**Information provided:**
=-=-=-=-=

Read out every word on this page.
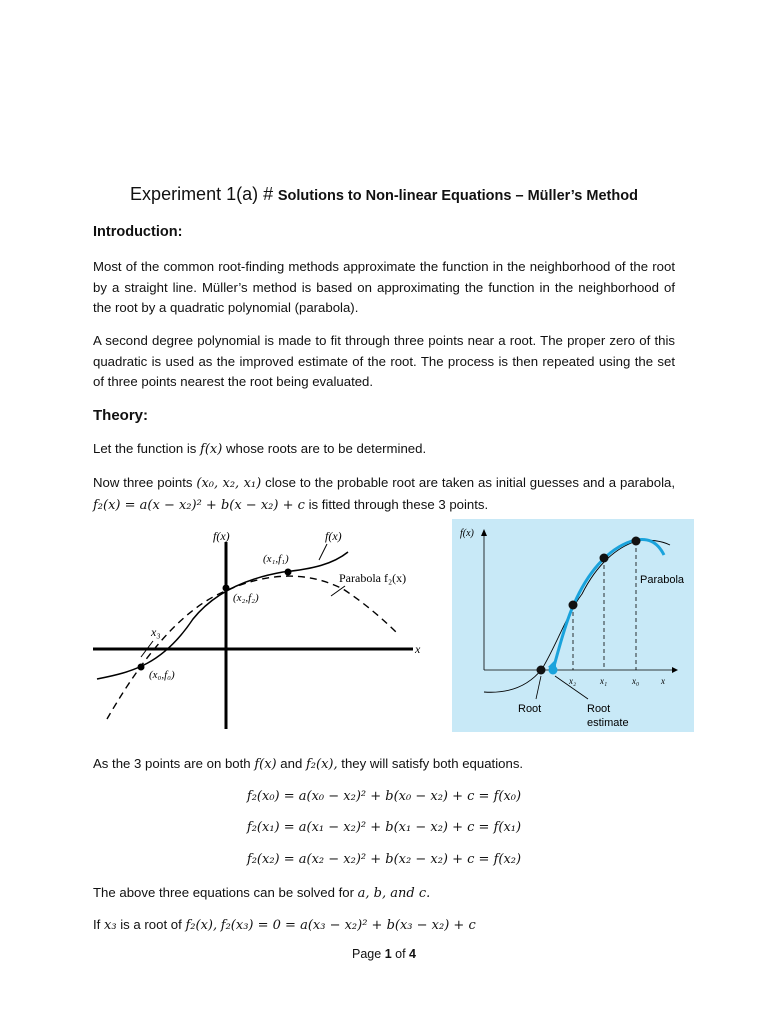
Experiment 1(a) # Solutions to Non-linear Equations – Müller’s Method
Introduction:
Most of the common root-finding methods approximate the function in the neighborhood of the root by a straight line. Müller’s method is based on approximating the function in the neighborhood of the root by a quadratic polynomial (parabola).
A second degree polynomial is made to fit through three points near a root. The proper zero of this quadratic is used as the improved estimate of the root. The process is then repeated using the set of three points nearest the root being evaluated.
Theory:
Let the function is f(x) whose roots are to be determined.
Now three points (x₀, x₂, x₁) close to the probable root are taken as initial guesses and a parabola, f₂(x) = a(x − x₂)² + b(x − x₂) + c is fitted through these 3 points.
f(x)	f(x)
(x₁,f₁)
(x₂,f₂)
(x₀,f₀)
x₃
Parabola f₂(x)
x
f(x)
Parabola
x₂	x₁	x₀ x
Root	Root
estimate
As the 3 points are on both f(x) and f₂(x), they will satisfy both equations.
f₂(x₀) = a(x₀ − x₂)² + b(x₀ − x₂) + c = f(x₀)
f₂(x₁) = a(x₁ − x₂)² + b(x₁ − x₂) + c = f(x₁)
f₂(x₂) = a(x₂ − x₂)² + b(x₂ − x₂) + c = f(x₂)
The above three equations can be solved for a, b, and c.
If x₃ is a root of f₂(x), f₂(x₃) = 0 = a(x₃ − x₂)² + b(x₃ − x₂) + c
Page 1 of 4
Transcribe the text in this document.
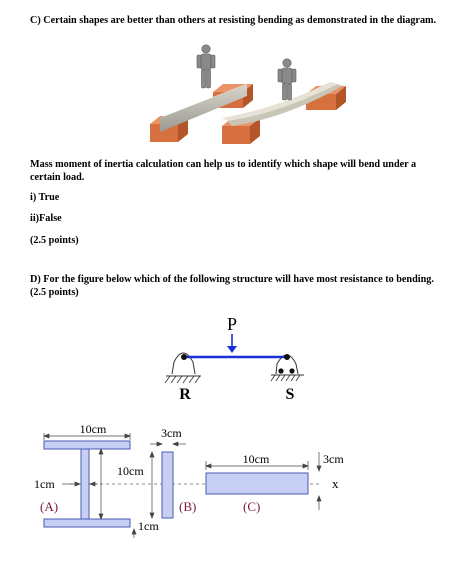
C) Certain shapes are better than others at resisting bending as demonstrated in the diagram.

Mass moment of inertia calculation can help us to identify which shape will bend under a certain load.

i) True

ii)False

(2.5 points)

D) For the figure below which of the following structure will have most resistance to bending. (2.5 points)

P
R	S
10cm
1cm
10cm
(A)
3cm
1cm
(B)
10cm	3cm
x
(C)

=-=-=-=-=

Your copy should hold every record word for word and none of the pictures.

Read out every word on this page.
Experiment 1(a) # Solutions to Non-linear Equations – Müller’s Method
Introduction:
Most of the common root-finding methods approximate the function in the neighborhood of the root by a straight line. Müller’s method is based on approximating the function in the neighborhood of the root by a quadratic polynomial (parabola).
A second degree polynomial is made to fit through three points near a root. The proper zero of this quadratic is used as the improved estimate of the root. The process is then repeated using the set of three points nearest the root being evaluated.
Theory:
Let the function is f(x) whose roots are to be determined.
Now three points (x₀, x₂, x₁) close to the probable root are taken as initial guesses and a parabola, f₂(x) = a(x − x₂)² + b(x − x₂) + c is fitted through these 3 points.
f(x)	f(x)
(x₁,f₁)
(x₂,f₂)
(x₀,f₀)
x₃
Parabola f₂(x)
x
f(x)
Parabola
x₂	x₁	x₀ x
Root	Root
estimate
As the 3 points are on both f(x) and f₂(x), they will satisfy both equations.
f₂(x₀) = a(x₀ − x₂)² + b(x₀ − x₂) + c = f(x₀)
f₂(x₁) = a(x₁ − x₂)² + b(x₁ − x₂) + c = f(x₁)
f₂(x₂) = a(x₂ − x₂)² + b(x₂ − x₂) + c = f(x₂)
The above three equations can be solved for a, b, and c.
If x₃ is a root of f₂(x), f₂(x₃) = 0 = a(x₃ − x₂)² + b(x₃ − x₂) + c
Page 1 of 4
Transcribe the text in this document.
C) Certain shapes are better than others at resisting bending as demonstrated in the diagram.

Mass moment of inertia calculation can help us to identify which shape will bend under a certain load.

i) True

ii)False

(2.5 points)

D) For the figure below which of the following structure will have most resistance to bending. (2.5 points)

P
R	S
10cm
1cm
10cm
(A)
3cm
1cm
(B)
10cm	3cm
x
(C)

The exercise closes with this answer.